(Items from a dataset)
————

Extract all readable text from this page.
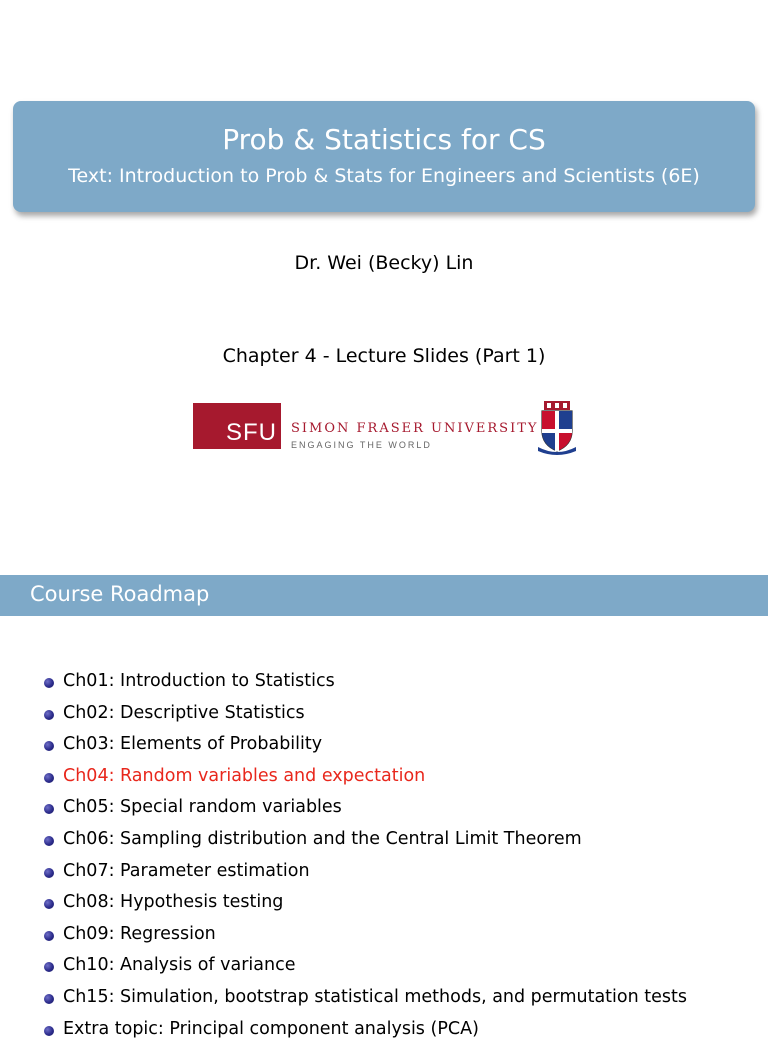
Prob & Statistics for CS
Text: Introduction to Prob & Stats for Engineers and Scientists (6E)
Dr. Wei (Becky) Lin
Chapter 4 - Lecture Slides (Part 1)
SFU SIMON FRASER UNIVERSITY
ENGAGING THE WORLD
Course Roadmap
Ch01: Introduction to Statistics
Ch02: Descriptive Statistics
Ch03: Elements of Probability
Ch04: Random variables and expectation
Ch05: Special random variables
Ch06: Sampling distribution and the Central Limit Theorem
Ch07: Parameter estimation
Ch08: Hypothesis testing
Ch09: Regression
Ch10: Analysis of variance
Ch15: Simulation, bootstrap statistical methods, and permutation tests
Extra topic: Principal component analysis (PCA)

————

What the task requires: Without the pictures, write out the whole listing above exactly as it appears.

Solution to the problem:
Extract all readable text from this page.
Prob & Statistics for CS
Text: Introduction to Prob & Stats for Engineers and Scientists (6E)
Dr. Wei (Becky) Lin
Chapter 4 - Lecture Slides (Part 1)
SFU SIMON FRASER UNIVERSITY
ENGAGING THE WORLD
Course Roadmap
Ch01: Introduction to Statistics
Ch02: Descriptive Statistics
Ch03: Elements of Probability
Ch04: Random variables and expectation
Ch05: Special random variables
Ch06: Sampling distribution and the Central Limit Theorem
Ch07: Parameter estimation
Ch08: Hypothesis testing
Ch09: Regression
Ch10: Analysis of variance
Ch15: Simulation, bootstrap statistical methods, and permutation tests
Extra topic: Principal component analysis (PCA)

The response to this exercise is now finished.